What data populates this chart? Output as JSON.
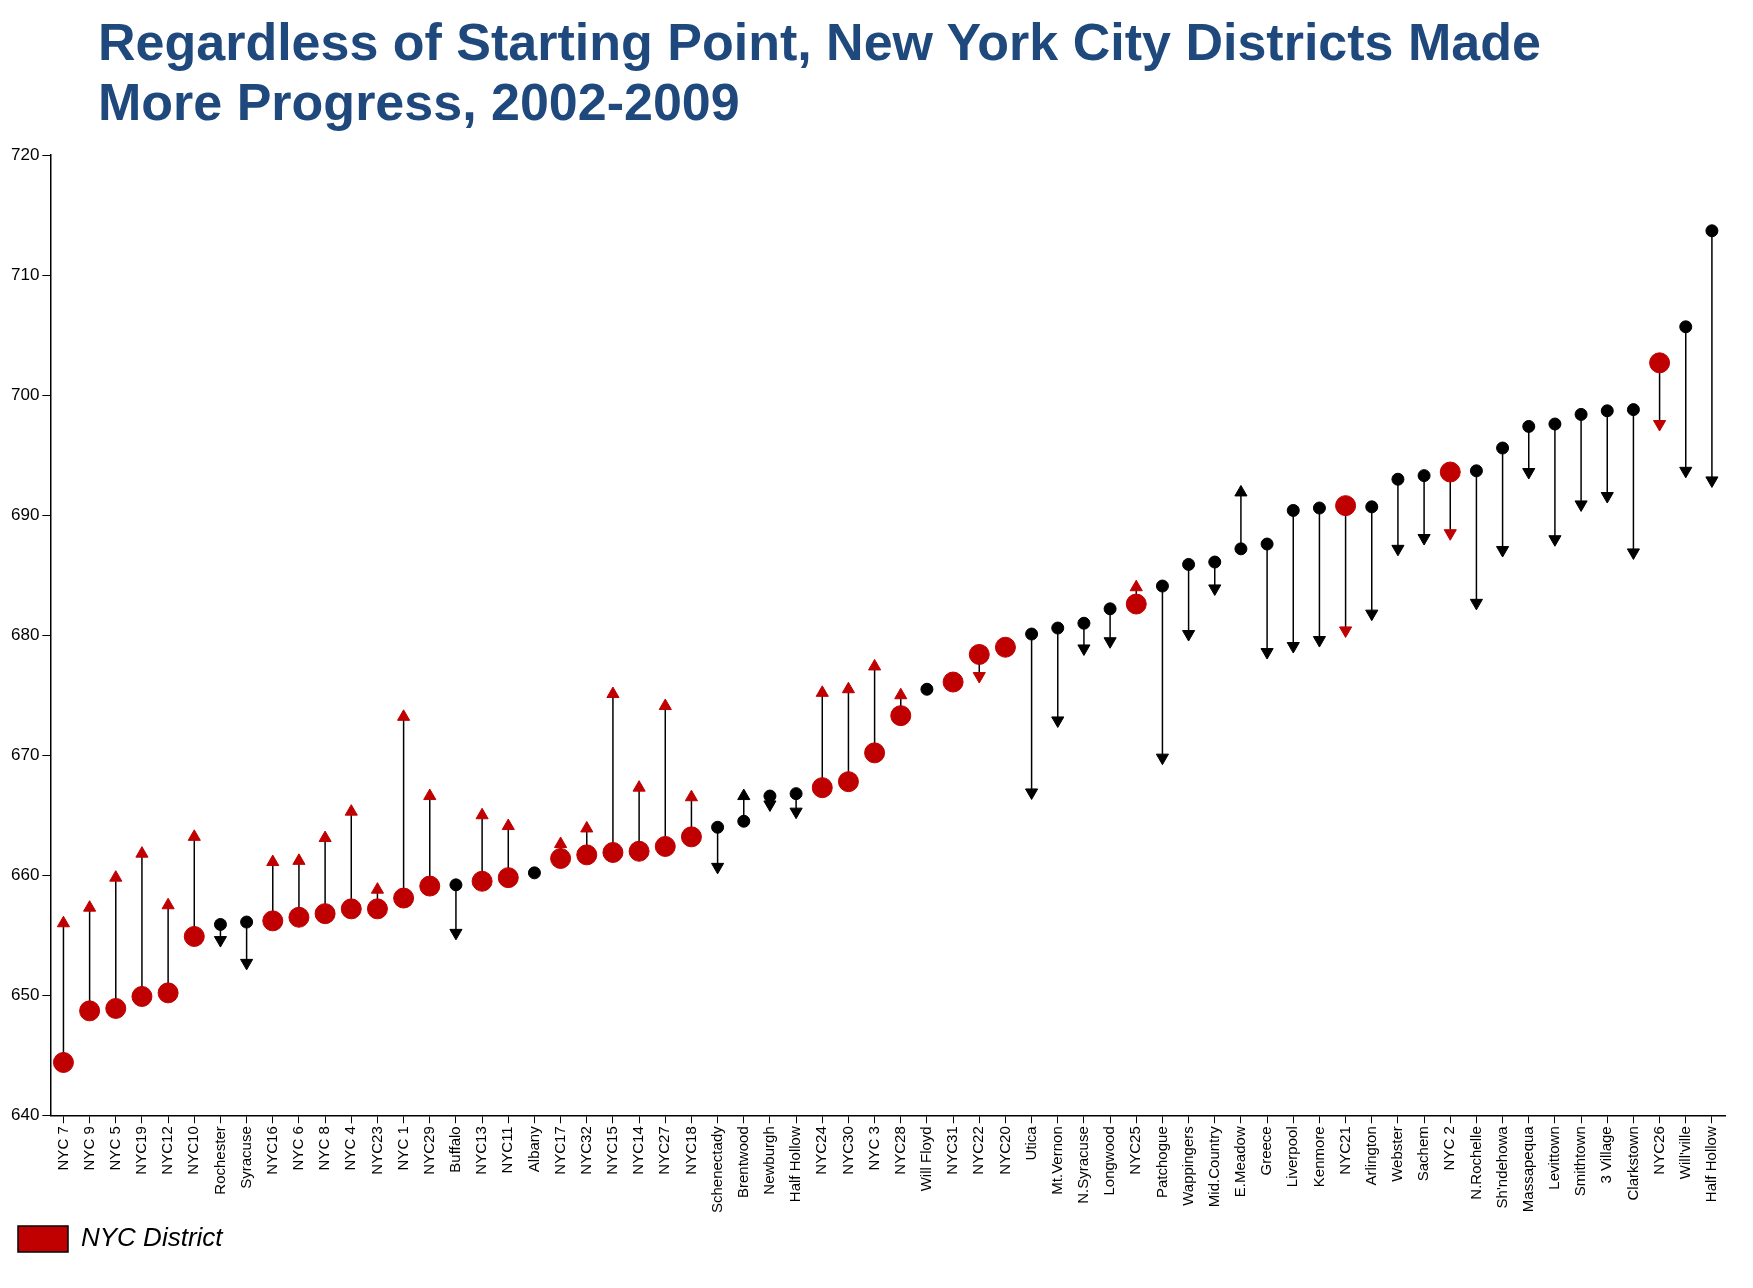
{
  "chart_data": {
    "type": "scatter",
    "title": "Regardless of Starting Point, New York City Districts Made More Progress, 2002-2009",
    "categories": [
      "NYC 7",
      "NYC 9",
      "NYC 5",
      "NYC19",
      "NYC12",
      "NYC10",
      "Rochester",
      "Syracuse",
      "NYC16",
      "NYC 6",
      "NYC 8",
      "NYC 4",
      "NYC23",
      "NYC 1",
      "NYC29",
      "Buffalo",
      "NYC13",
      "NYC11",
      "Albany",
      "NYC17",
      "NYC32",
      "NYC15",
      "NYC14",
      "NYC27",
      "NYC18",
      "Schenectady",
      "Brentwood",
      "Newburgh",
      "Half Hollow",
      "NYC24",
      "NYC30",
      "NYC 3",
      "NYC28",
      "Will Floyd",
      "NYC31",
      "NYC22",
      "NYC20",
      "Utica",
      "Mt.Vernon",
      "N.Syracuse",
      "Longwood",
      "NYC25",
      "Patchogue",
      "Wappingers",
      "Mid.Country",
      "E.Meadow",
      "Greece",
      "Liverpool",
      "Kenmore",
      "NYC21",
      "Arlington",
      "Webster",
      "Sachem",
      "NYC 2",
      "N.Rochelle",
      "Sh'ndehowa",
      "Massapequa",
      "Levittown",
      "Smithtown",
      "3 Village",
      "Clarkstown",
      "NYC26",
      "Will'ville",
      "Half Hollow"
    ],
    "series": [
      {
        "name": "NYC District",
        "color": "#c00000",
        "marker": "circle",
        "values": [
          644.4,
          648.7,
          648.9,
          649.9,
          650.2,
          654.9,
          null,
          null,
          656.2,
          656.5,
          656.8,
          657.2,
          657.2,
          658.1,
          659.1,
          null,
          659.5,
          659.8,
          null,
          661.4,
          661.7,
          661.9,
          662.0,
          662.4,
          663.2,
          null,
          null,
          null,
          null,
          667.3,
          667.8,
          670.2,
          673.3,
          null,
          676.1,
          678.4,
          679.0,
          null,
          null,
          null,
          null,
          682.6,
          null,
          null,
          null,
          null,
          null,
          null,
          null,
          690.8,
          null,
          null,
          null,
          693.6,
          null,
          null,
          null,
          null,
          null,
          null,
          null,
          702.7,
          null,
          null
        ]
      },
      {
        "color": "#c00000",
        "marker": "triangle",
        "values": [
          656.0,
          657.3,
          659.8,
          661.8,
          657.5,
          663.2,
          null,
          null,
          661.1,
          661.2,
          663.1,
          665.3,
          658.8,
          673.2,
          666.6,
          null,
          665.0,
          664.1,
          null,
          662.6,
          663.9,
          675.1,
          667.3,
          674.1,
          666.5,
          null,
          null,
          null,
          null,
          675.2,
          675.5,
          677.4,
          675.0,
          null,
          null,
          676.6,
          null,
          null,
          null,
          null,
          null,
          684.0,
          null,
          null,
          null,
          null,
          null,
          null,
          null,
          680.4,
          null,
          null,
          null,
          688.5,
          null,
          null,
          null,
          null,
          null,
          null,
          null,
          697.6,
          null,
          null
        ]
      },
      {
        "color": "#000000",
        "marker": "circle",
        "values": [
          null,
          null,
          null,
          null,
          null,
          null,
          655.9,
          656.1,
          null,
          null,
          null,
          null,
          null,
          null,
          null,
          659.2,
          null,
          null,
          660.2,
          null,
          null,
          null,
          null,
          null,
          null,
          664.0,
          664.5,
          666.6,
          666.8,
          null,
          null,
          null,
          null,
          675.5,
          null,
          null,
          null,
          680.1,
          680.6,
          681.0,
          682.2,
          null,
          684.1,
          685.9,
          686.1,
          687.2,
          687.6,
          690.4,
          690.6,
          null,
          690.7,
          693.0,
          693.3,
          null,
          693.7,
          695.6,
          697.4,
          697.6,
          698.4,
          698.7,
          698.8,
          null,
          705.7,
          713.7
        ]
      },
      {
        "color": "#000000",
        "marker": "triangle",
        "values": [
          null,
          null,
          null,
          null,
          null,
          null,
          654.6,
          652.7,
          null,
          null,
          null,
          null,
          null,
          null,
          null,
          655.2,
          null,
          null,
          null,
          null,
          null,
          null,
          null,
          null,
          null,
          660.7,
          666.6,
          665.9,
          665.3,
          null,
          null,
          null,
          null,
          null,
          null,
          null,
          null,
          666.9,
          672.9,
          678.9,
          679.5,
          null,
          669.8,
          680.1,
          683.9,
          691.9,
          678.6,
          679.1,
          679.6,
          null,
          681.8,
          687.2,
          688.1,
          null,
          682.7,
          687.1,
          693.6,
          688.0,
          690.9,
          691.6,
          686.9,
          null,
          693.7,
          692.9
        ]
      }
    ],
    "ylim": [
      640,
      720
    ],
    "yticks": [
      640,
      650,
      660,
      670,
      680,
      690,
      700,
      710,
      720
    ],
    "grid": false,
    "legend": "bottom left"
  }
}
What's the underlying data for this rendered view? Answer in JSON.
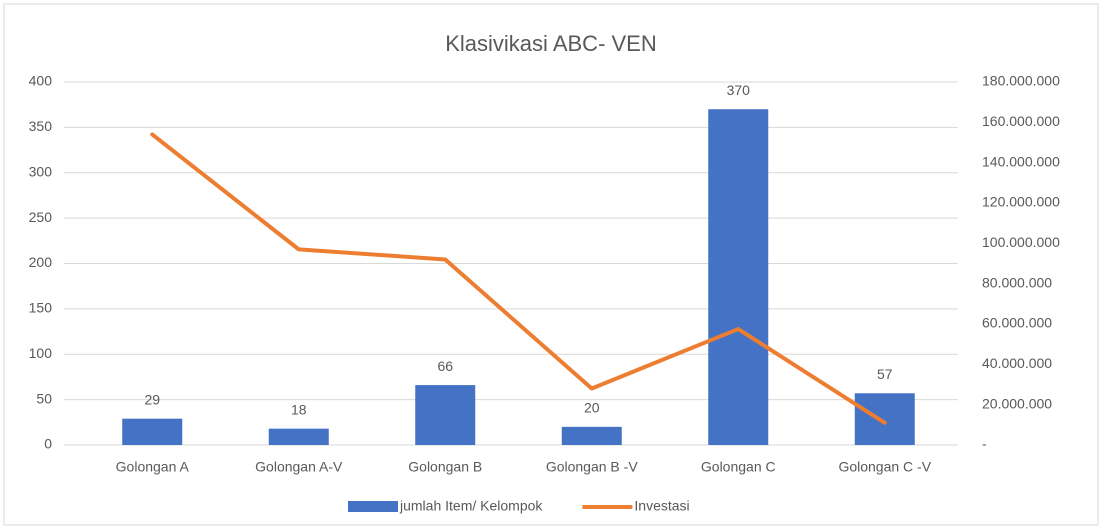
{
  "chart_data": {
    "type": "bar-line",
    "title": "Klasivikasi  ABC- VEN",
    "categories": [
      "Golongan A",
      "Golongan A-V",
      "Golongan B",
      "Golongan B -V",
      "Golongan C",
      "Golongan C -V"
    ],
    "series": [
      {
        "name": "jumlah Item/ Kelompok",
        "type": "bar",
        "color": "#4472c4",
        "values": [
          29,
          18,
          66,
          20,
          370,
          57
        ]
      },
      {
        "name": "Investasi",
        "type": "line",
        "axis": "y2",
        "color": "#ed7d31",
        "values": [
          154000000,
          97000000,
          92000000,
          28000000,
          57500000,
          11000000
        ]
      }
    ],
    "ylim": [
      0,
      400
    ],
    "yticks": [
      0,
      50,
      100,
      150,
      200,
      250,
      300,
      350,
      400
    ],
    "y2lim": [
      0,
      180000000
    ],
    "y2ticks": [
      {
        "value": 0,
        "label": "-"
      },
      {
        "value": 20000000,
        "label": "20.000.000"
      },
      {
        "value": 40000000,
        "label": "40.000.000"
      },
      {
        "value": 60000000,
        "label": "60.000.000"
      },
      {
        "value": 80000000,
        "label": "80.000.000"
      },
      {
        "value": 100000000,
        "label": "100.000.000"
      },
      {
        "value": 120000000,
        "label": "120.000.000"
      },
      {
        "value": 140000000,
        "label": "140.000.000"
      },
      {
        "value": 160000000,
        "label": "160.000.000"
      },
      {
        "value": 180000000,
        "label": "180.000.000"
      }
    ],
    "grid": true,
    "legend": "bottom"
  }
}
● ● ● ●
# Exercise objective:
Scan the data above and copy every line with "title" in it.

# Output below:
    "title": "Regardless of Starting Point, New York City Districts Made More Progress, 2002-2009",
    "title": "Klasivikasi  ABC- VEN",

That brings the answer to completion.